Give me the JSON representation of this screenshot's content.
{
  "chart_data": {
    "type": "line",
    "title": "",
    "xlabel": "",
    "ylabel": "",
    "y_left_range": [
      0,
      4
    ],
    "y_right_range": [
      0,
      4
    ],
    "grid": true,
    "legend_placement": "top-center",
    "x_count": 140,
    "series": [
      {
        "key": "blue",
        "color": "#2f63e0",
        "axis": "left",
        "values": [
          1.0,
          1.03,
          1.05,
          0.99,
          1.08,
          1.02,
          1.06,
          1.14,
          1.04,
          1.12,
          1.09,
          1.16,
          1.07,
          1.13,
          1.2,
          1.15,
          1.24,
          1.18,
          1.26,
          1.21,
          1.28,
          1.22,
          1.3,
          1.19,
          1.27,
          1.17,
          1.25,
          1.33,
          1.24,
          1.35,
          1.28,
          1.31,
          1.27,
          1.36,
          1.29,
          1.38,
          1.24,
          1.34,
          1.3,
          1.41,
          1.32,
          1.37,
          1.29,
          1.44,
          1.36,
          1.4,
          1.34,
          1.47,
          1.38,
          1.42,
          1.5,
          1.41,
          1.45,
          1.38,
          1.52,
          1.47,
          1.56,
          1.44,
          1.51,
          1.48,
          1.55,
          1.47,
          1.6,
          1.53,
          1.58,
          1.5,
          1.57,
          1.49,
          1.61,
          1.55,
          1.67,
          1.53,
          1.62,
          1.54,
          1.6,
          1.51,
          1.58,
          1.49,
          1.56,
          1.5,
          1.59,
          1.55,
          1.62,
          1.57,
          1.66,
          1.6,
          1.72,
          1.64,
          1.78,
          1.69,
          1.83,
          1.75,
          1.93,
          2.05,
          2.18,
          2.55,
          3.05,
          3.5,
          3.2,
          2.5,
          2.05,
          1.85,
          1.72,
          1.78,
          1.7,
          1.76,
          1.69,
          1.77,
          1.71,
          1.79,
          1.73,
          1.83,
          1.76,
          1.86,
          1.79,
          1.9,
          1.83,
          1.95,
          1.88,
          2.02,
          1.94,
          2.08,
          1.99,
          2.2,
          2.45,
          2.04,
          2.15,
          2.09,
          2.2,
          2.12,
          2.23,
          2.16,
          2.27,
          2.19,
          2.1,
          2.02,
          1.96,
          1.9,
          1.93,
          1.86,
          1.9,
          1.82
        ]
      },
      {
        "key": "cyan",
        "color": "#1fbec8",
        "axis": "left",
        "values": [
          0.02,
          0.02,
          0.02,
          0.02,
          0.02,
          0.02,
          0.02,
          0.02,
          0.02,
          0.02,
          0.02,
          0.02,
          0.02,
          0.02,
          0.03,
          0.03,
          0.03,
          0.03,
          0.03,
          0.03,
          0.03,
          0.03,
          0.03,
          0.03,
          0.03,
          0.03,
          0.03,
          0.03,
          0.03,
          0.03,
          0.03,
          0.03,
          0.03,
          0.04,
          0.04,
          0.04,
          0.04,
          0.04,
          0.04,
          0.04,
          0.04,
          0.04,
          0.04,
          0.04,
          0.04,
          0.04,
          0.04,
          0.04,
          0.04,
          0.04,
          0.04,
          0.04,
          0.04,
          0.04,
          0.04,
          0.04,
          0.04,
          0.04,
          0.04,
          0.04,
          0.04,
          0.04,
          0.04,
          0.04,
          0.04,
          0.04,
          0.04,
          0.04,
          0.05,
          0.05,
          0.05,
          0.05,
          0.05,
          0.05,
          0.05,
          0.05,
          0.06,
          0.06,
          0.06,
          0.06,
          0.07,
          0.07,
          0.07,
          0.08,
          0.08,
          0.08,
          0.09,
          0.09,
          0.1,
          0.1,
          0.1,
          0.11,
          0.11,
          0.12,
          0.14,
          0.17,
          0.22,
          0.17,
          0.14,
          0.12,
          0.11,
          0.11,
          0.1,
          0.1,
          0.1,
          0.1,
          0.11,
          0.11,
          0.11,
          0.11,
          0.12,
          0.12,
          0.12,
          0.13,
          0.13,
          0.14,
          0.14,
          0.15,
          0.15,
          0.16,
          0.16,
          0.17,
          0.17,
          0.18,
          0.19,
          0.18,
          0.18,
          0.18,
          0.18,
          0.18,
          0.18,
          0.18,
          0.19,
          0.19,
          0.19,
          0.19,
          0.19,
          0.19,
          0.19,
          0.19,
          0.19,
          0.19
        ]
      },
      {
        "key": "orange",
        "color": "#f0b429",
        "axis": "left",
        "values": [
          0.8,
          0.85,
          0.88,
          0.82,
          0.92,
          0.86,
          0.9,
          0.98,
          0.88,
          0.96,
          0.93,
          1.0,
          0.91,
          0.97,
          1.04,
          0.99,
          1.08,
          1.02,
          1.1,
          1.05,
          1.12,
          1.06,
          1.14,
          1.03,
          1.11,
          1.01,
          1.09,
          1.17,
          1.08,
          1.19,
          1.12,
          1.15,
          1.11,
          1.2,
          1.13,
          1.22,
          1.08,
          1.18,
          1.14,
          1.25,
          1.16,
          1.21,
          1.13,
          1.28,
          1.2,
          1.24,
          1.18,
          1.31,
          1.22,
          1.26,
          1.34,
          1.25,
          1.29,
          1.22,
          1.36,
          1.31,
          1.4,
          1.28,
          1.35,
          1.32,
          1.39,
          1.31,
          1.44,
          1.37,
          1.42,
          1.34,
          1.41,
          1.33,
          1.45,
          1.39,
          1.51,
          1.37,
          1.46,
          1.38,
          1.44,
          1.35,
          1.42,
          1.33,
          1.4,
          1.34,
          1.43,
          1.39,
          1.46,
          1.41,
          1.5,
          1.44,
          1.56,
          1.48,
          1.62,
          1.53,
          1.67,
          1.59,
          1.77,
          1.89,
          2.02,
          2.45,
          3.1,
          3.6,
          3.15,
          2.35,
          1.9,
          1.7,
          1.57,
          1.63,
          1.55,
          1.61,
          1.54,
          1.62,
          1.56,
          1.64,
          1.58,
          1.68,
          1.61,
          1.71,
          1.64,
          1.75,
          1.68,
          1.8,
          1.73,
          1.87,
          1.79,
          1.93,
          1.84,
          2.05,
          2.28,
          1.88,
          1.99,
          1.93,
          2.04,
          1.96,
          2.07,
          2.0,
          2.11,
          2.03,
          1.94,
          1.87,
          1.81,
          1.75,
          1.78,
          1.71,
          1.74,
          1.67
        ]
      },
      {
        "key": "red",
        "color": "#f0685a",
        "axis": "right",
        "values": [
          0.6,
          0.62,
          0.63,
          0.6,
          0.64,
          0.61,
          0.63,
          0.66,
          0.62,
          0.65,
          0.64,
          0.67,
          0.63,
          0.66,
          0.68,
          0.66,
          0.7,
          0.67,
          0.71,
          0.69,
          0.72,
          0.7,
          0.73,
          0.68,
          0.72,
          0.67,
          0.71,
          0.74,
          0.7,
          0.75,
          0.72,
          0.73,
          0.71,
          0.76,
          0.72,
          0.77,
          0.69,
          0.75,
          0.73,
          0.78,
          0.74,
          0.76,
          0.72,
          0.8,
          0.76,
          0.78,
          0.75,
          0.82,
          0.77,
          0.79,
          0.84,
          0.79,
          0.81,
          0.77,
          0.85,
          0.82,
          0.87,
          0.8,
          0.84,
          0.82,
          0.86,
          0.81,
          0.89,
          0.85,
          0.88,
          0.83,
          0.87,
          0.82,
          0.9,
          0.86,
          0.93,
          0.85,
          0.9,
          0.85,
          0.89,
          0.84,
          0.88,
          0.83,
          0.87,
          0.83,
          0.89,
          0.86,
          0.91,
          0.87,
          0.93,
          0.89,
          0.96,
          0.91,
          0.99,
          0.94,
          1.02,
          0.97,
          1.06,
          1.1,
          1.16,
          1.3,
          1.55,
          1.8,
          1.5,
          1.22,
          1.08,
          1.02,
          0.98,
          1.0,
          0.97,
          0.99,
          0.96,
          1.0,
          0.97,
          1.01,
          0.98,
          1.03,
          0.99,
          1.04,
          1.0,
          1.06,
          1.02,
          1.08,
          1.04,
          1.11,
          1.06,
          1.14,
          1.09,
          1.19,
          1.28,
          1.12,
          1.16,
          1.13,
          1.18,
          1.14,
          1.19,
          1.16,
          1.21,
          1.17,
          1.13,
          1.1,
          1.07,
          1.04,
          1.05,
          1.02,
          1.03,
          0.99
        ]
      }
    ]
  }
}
________________
Instruction:
Each line that has the word "color" should be copied.

Result of the exercise:
        "color": "#2f63e0",
        "color": "#1fbec8",
        "color": "#f0b429",
        "color": "#f0685a",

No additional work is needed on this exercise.